"The Pretty Things Are Going to Hell" is a song written by David Bowie and Reeves Gabrels for the album Hours in 1999. The first single release from the album in Australia and Japan, while the rest of the world got "Thursday's Child" as their first single. The first appearance of the song was on the soundtrack of the film Stigmata in 1999. It charted and peaked at No. 30 in Japan. The song's title takes influence from the song "Your Pretty Face Is Going to Hell" by The Stooges from their album Raw Power produced by Bowie himself.

The music video for "The Pretty Things Are Going to Hell" exists, but officially is unreleased. In it, Bowie encounters four of his "past selves" (The Man Who Sold the World, Ziggy Stardust, The Thin White Duke and Pierrot) as played by life-sized, mannequin-like puppets. In 2013, Bowie resurrected the two latter puppets in his homemade video for James Murphy's remix of "Love Is Lost" from the album The Next Day.

Track listing

CD: Virgin / 7243 8 96293 2 3 (Australia) 
 "The Pretty Things Are Going to Hell" – 4:40
 "The Pretty Things Are Going to Hell (edit)" – 3:59
 "We Shall Go to Town" – 3:56
 "1917" – 3:27

CD: Virgin / DPRO-14338 (US)

******************************

**WRITTEN EXERCISE**
Copy the stretch of the song article from "The music video" through "The Next Day." word for word.

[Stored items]
******************************

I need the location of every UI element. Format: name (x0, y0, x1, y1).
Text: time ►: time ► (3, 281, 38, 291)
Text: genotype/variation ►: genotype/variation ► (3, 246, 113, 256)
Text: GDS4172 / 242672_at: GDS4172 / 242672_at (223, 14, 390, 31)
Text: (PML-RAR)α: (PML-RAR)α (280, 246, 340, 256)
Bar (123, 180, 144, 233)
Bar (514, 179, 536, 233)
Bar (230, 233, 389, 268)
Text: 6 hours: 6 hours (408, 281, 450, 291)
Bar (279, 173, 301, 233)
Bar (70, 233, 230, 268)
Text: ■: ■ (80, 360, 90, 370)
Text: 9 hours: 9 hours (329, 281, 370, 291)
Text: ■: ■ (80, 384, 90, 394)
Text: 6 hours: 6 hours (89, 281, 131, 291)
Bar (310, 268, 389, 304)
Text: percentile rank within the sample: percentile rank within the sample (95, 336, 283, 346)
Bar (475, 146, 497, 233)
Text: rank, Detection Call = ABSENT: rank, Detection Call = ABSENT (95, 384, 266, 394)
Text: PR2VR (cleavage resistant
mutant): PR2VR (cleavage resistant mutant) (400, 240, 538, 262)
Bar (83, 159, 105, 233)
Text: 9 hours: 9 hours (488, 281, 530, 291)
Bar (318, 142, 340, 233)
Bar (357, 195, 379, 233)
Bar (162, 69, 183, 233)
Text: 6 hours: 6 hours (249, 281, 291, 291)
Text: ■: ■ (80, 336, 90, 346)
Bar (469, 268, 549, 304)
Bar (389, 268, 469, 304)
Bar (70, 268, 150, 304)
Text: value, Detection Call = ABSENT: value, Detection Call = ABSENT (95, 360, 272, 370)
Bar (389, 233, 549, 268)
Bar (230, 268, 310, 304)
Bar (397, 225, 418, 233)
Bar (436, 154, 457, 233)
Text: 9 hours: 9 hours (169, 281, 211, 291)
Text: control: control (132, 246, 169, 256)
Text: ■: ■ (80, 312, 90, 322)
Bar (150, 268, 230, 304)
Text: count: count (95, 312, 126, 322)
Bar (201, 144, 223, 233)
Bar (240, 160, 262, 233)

******************************

**WRITTEN REPLY**
The music video for "The Pretty Things Are Going to Hell" exists, but officially is unreleased. In it, Bowie encounters four of his "past selves" (The Man Who Sold the World, Ziggy Stardust, The Thin White Duke and Pierrot) as played by life-sized, mannequin-like puppets. In 2013, Bowie resurrected the two latter puppets in his homemade video for James Murphy's remix of "Love Is Lost" from the album The Next Day.